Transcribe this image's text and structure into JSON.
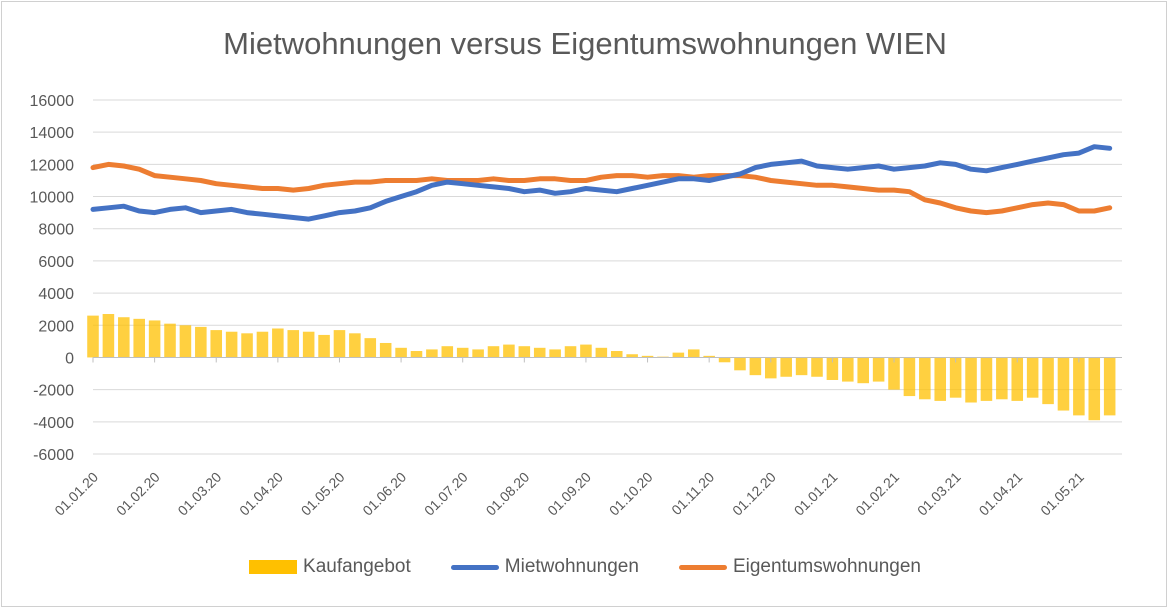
{
  "colors": {
    "kaufangebot": "#ffc000",
    "mietwohnungen": "#4472c4",
    "eigentumswohnungen": "#ed7d31",
    "grid": "#d9d9d9",
    "text": "#595959"
  },
  "chart_data": {
    "type": "line",
    "title": "Mietwohnungen versus Eigentumswohnungen WIEN",
    "xlabel": "",
    "ylabel": "",
    "ylim": [
      -6000,
      16000
    ],
    "yticks": [
      "16000",
      "14000",
      "12000",
      "10000",
      "8000",
      "6000",
      "4000",
      "2000",
      "0",
      "-2000",
      "-4000",
      "-6000"
    ],
    "categories": [
      "01.01.20",
      "01.02.20",
      "01.03.20",
      "01.04.20",
      "01.05.20",
      "01.06.20",
      "01.07.20",
      "01.08.20",
      "01.09.20",
      "01.10.20",
      "01.11.20",
      "01.12.20",
      "01.01.21",
      "01.02.21",
      "01.03.21",
      "01.04.21",
      "01.05.21"
    ],
    "grid": true,
    "legend_position": "bottom",
    "series": [
      {
        "name": "Kaufangebot",
        "kind": "bar",
        "color": "#ffc000",
        "x": [
          0,
          0.25,
          0.5,
          0.75,
          1,
          1.25,
          1.5,
          1.75,
          2,
          2.25,
          2.5,
          2.75,
          3,
          3.25,
          3.5,
          3.75,
          4,
          4.25,
          4.5,
          4.75,
          5,
          5.25,
          5.5,
          5.75,
          6,
          6.25,
          6.5,
          6.75,
          7,
          7.25,
          7.5,
          7.75,
          8,
          8.25,
          8.5,
          8.75,
          9,
          9.25,
          9.5,
          9.75,
          10,
          10.25,
          10.5,
          10.75,
          11,
          11.25,
          11.5,
          11.75,
          12,
          12.25,
          12.5,
          12.75,
          13,
          13.25,
          13.5,
          13.75,
          14,
          14.25,
          14.5,
          14.75,
          15,
          15.25,
          15.5,
          15.75,
          16,
          16.25,
          16.5
        ],
        "values": [
          2600,
          2700,
          2500,
          2400,
          2300,
          2100,
          2000,
          1900,
          1700,
          1600,
          1500,
          1600,
          1800,
          1700,
          1600,
          1400,
          1700,
          1500,
          1200,
          900,
          600,
          400,
          500,
          700,
          600,
          500,
          700,
          800,
          700,
          600,
          500,
          700,
          800,
          600,
          400,
          200,
          100,
          50,
          300,
          500,
          100,
          -300,
          -800,
          -1100,
          -1300,
          -1200,
          -1100,
          -1200,
          -1400,
          -1500,
          -1600,
          -1500,
          -2000,
          -2400,
          -2600,
          -2700,
          -2500,
          -2800,
          -2700,
          -2600,
          -2700,
          -2500,
          -2900,
          -3300,
          -3600,
          -3900,
          -3600
        ]
      },
      {
        "name": "Mietwohnungen",
        "kind": "line",
        "color": "#4472c4",
        "x": [
          0,
          0.25,
          0.5,
          0.75,
          1,
          1.25,
          1.5,
          1.75,
          2,
          2.25,
          2.5,
          2.75,
          3,
          3.25,
          3.5,
          3.75,
          4,
          4.25,
          4.5,
          4.75,
          5,
          5.25,
          5.5,
          5.75,
          6,
          6.25,
          6.5,
          6.75,
          7,
          7.25,
          7.5,
          7.75,
          8,
          8.25,
          8.5,
          8.75,
          9,
          9.25,
          9.5,
          9.75,
          10,
          10.25,
          10.5,
          10.75,
          11,
          11.25,
          11.5,
          11.75,
          12,
          12.25,
          12.5,
          12.75,
          13,
          13.25,
          13.5,
          13.75,
          14,
          14.25,
          14.5,
          14.75,
          15,
          15.25,
          15.5,
          15.75,
          16,
          16.25,
          16.5
        ],
        "values": [
          9200,
          9300,
          9400,
          9100,
          9000,
          9200,
          9300,
          9000,
          9100,
          9200,
          9000,
          8900,
          8800,
          8700,
          8600,
          8800,
          9000,
          9100,
          9300,
          9700,
          10000,
          10300,
          10700,
          10900,
          10800,
          10700,
          10600,
          10500,
          10300,
          10400,
          10200,
          10300,
          10500,
          10400,
          10300,
          10500,
          10700,
          10900,
          11100,
          11100,
          11000,
          11200,
          11400,
          11800,
          12000,
          12100,
          12200,
          11900,
          11800,
          11700,
          11800,
          11900,
          11700,
          11800,
          11900,
          12100,
          12000,
          11700,
          11600,
          11800,
          12000,
          12200,
          12400,
          12600,
          12700,
          13100,
          13000
        ]
      },
      {
        "name": "Eigentumswohnungen",
        "kind": "line",
        "color": "#ed7d31",
        "x": [
          0,
          0.25,
          0.5,
          0.75,
          1,
          1.25,
          1.5,
          1.75,
          2,
          2.25,
          2.5,
          2.75,
          3,
          3.25,
          3.5,
          3.75,
          4,
          4.25,
          4.5,
          4.75,
          5,
          5.25,
          5.5,
          5.75,
          6,
          6.25,
          6.5,
          6.75,
          7,
          7.25,
          7.5,
          7.75,
          8,
          8.25,
          8.5,
          8.75,
          9,
          9.25,
          9.5,
          9.75,
          10,
          10.25,
          10.5,
          10.75,
          11,
          11.25,
          11.5,
          11.75,
          12,
          12.25,
          12.5,
          12.75,
          13,
          13.25,
          13.5,
          13.75,
          14,
          14.25,
          14.5,
          14.75,
          15,
          15.25,
          15.5,
          15.75,
          16,
          16.25,
          16.5
        ],
        "values": [
          11800,
          12000,
          11900,
          11700,
          11300,
          11200,
          11100,
          11000,
          10800,
          10700,
          10600,
          10500,
          10500,
          10400,
          10500,
          10700,
          10800,
          10900,
          10900,
          11000,
          11000,
          11000,
          11100,
          11000,
          11000,
          11000,
          11100,
          11000,
          11000,
          11100,
          11100,
          11000,
          11000,
          11200,
          11300,
          11300,
          11200,
          11300,
          11300,
          11200,
          11300,
          11300,
          11300,
          11200,
          11000,
          10900,
          10800,
          10700,
          10700,
          10600,
          10500,
          10400,
          10400,
          10300,
          9800,
          9600,
          9300,
          9100,
          9000,
          9100,
          9300,
          9500,
          9600,
          9500,
          9100,
          9100,
          9300
        ]
      }
    ]
  }
}
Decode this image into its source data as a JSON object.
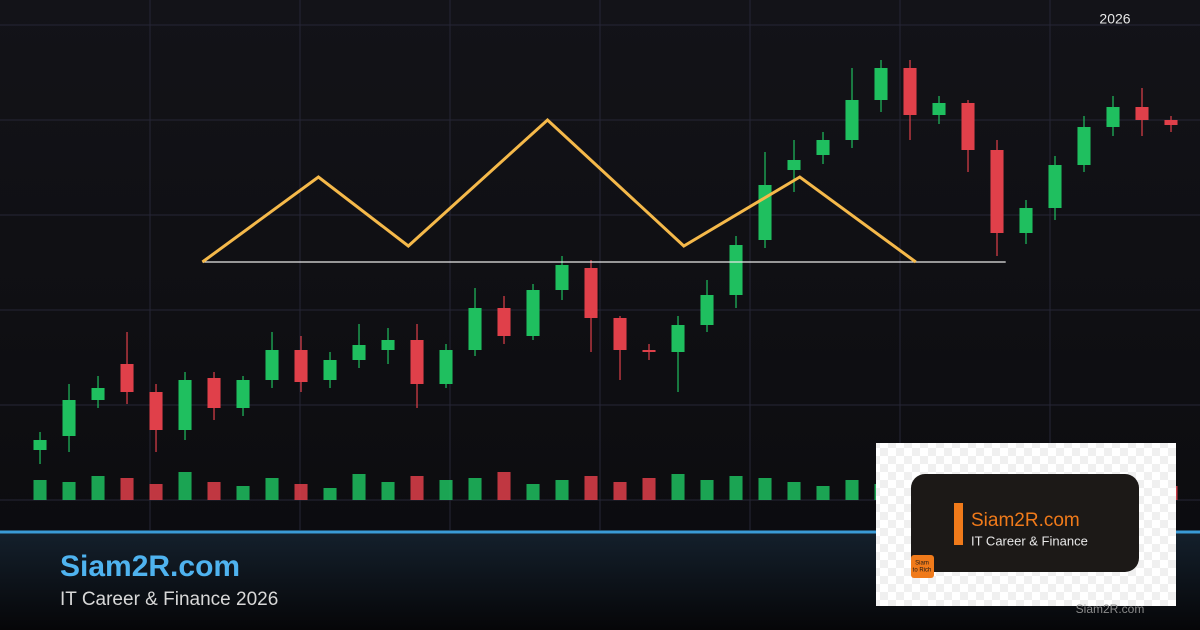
{
  "header": {
    "year": "2026"
  },
  "chart_data": {
    "type": "candlestick",
    "open": [
      12.5,
      16,
      25,
      34,
      27,
      17.5,
      30.5,
      23,
      30,
      37.5,
      30,
      35,
      37.5,
      40,
      29,
      37.5,
      48,
      41,
      52.5,
      58,
      45.5,
      37.5,
      37,
      43.75,
      51.25,
      65,
      82.5,
      86.25,
      90,
      100,
      108,
      96.25,
      99.25,
      87.5,
      66.75,
      73,
      83.75,
      93.25,
      98.25,
      95
    ],
    "high": [
      17,
      29,
      31,
      42,
      29,
      32,
      32,
      31,
      42,
      41,
      37,
      44,
      43,
      44,
      39,
      53,
      51,
      54,
      61,
      60,
      46,
      39,
      46,
      55,
      66,
      87,
      90,
      92,
      108,
      110,
      110,
      101,
      100,
      90,
      75,
      86,
      96,
      101,
      103,
      96
    ],
    "low": [
      9,
      12,
      23,
      24,
      12,
      15,
      20,
      21,
      28,
      27,
      28,
      33,
      34,
      23,
      28,
      36,
      39,
      40,
      50,
      37,
      30,
      35,
      27,
      42,
      48,
      63,
      77,
      84,
      88,
      97,
      90,
      94,
      82,
      61,
      64,
      70,
      82,
      91,
      91,
      92
    ],
    "close": [
      15,
      25,
      28,
      27,
      17.5,
      30,
      23,
      30,
      37.5,
      29.5,
      35,
      38.75,
      40,
      29,
      37.5,
      48,
      41,
      52.5,
      58.75,
      45.5,
      37.5,
      37,
      43.75,
      51.25,
      63.75,
      78.75,
      85,
      90,
      100,
      108,
      96.25,
      99.25,
      87.5,
      66.75,
      73,
      83.75,
      93.25,
      98.25,
      95,
      93.75
    ],
    "volume": [
      20,
      18,
      24,
      22,
      16,
      28,
      18,
      14,
      22,
      16,
      12,
      26,
      18,
      24,
      20,
      22,
      28,
      16,
      20,
      24,
      18,
      22,
      26,
      20,
      24,
      22,
      18,
      14,
      20,
      16,
      22,
      12,
      18,
      24,
      14,
      20,
      18,
      16,
      22,
      14
    ],
    "up_color": "#1fbf5f",
    "down_color": "#e0404a",
    "xlim": [
      -1.38,
      40
    ],
    "ylim": [
      0,
      125
    ],
    "volume_lim": [
      0,
      100
    ],
    "pattern": {
      "color": "#f5b94a",
      "x": [
        5.6,
        9.6,
        12.7,
        17.5,
        22.2,
        26.2,
        30.2
      ],
      "y": [
        59.5,
        80.75,
        63.5,
        95,
        63.5,
        80.75,
        59.5
      ]
    },
    "neckline": {
      "color": "#e8e8e8",
      "x": [
        5.6,
        33.3
      ],
      "y": [
        59.5,
        59.5
      ]
    }
  },
  "brand": {
    "title": "Siam2R.com",
    "subtitle": "IT Career & Finance 2026"
  },
  "logo": {
    "title": "Siam2R.com",
    "subtitle": "IT Career & Finance",
    "badge_top": "Siam",
    "badge_bottom": "to Rich"
  },
  "watermark": "Siam2R.com"
}
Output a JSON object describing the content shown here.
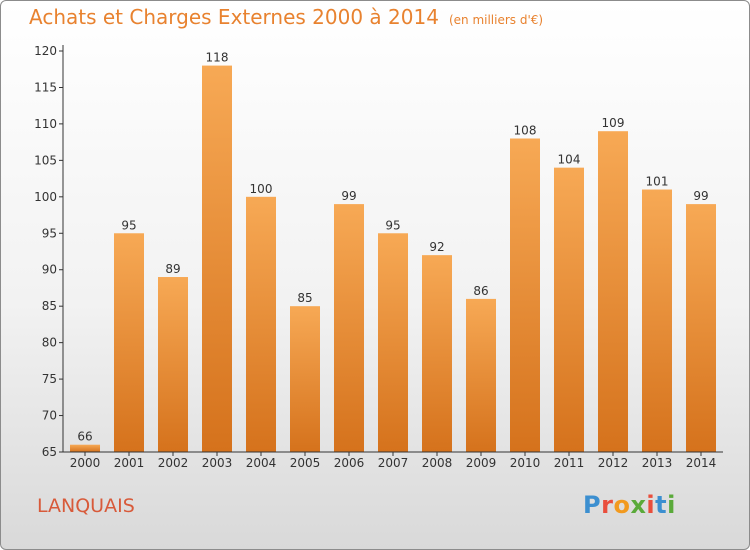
{
  "title": "Achats et Charges Externes 2000 à 2014",
  "unit": "(en milliers d'€)",
  "commune": "LANQUAIS",
  "brand": {
    "letters": [
      "P",
      "r",
      "o",
      "x",
      "i",
      "t",
      "i"
    ],
    "colors": [
      "#3c8fd0",
      "#e94e3c",
      "#f29a1f",
      "#5aaa3a",
      "#e94e3c",
      "#3c8fd0",
      "#5aaa3a"
    ]
  },
  "colors": {
    "bar_top": "#f7a955",
    "bar_bottom": "#d5721c",
    "accent": "#e8822f"
  },
  "chart_data": {
    "type": "bar",
    "title": "Achats et Charges Externes 2000 à 2014",
    "subtitle": "(en milliers d'€)",
    "categories": [
      "2000",
      "2001",
      "2002",
      "2003",
      "2004",
      "2005",
      "2006",
      "2007",
      "2008",
      "2009",
      "2010",
      "2011",
      "2012",
      "2013",
      "2014"
    ],
    "values": [
      66,
      95,
      89,
      118,
      100,
      85,
      99,
      95,
      92,
      86,
      108,
      104,
      109,
      101,
      99
    ],
    "ylim": [
      65,
      120
    ],
    "yticks": [
      65,
      70,
      75,
      80,
      85,
      90,
      95,
      100,
      105,
      110,
      115,
      120
    ],
    "xlabel": "",
    "ylabel": "",
    "grid": false,
    "data_labels": true
  }
}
=======
• [PROBLEM DESCRIPTION] Give the number of lines in the entries that include the string "JSON", and nothing more.

• [CORRECT OUTPUT] 3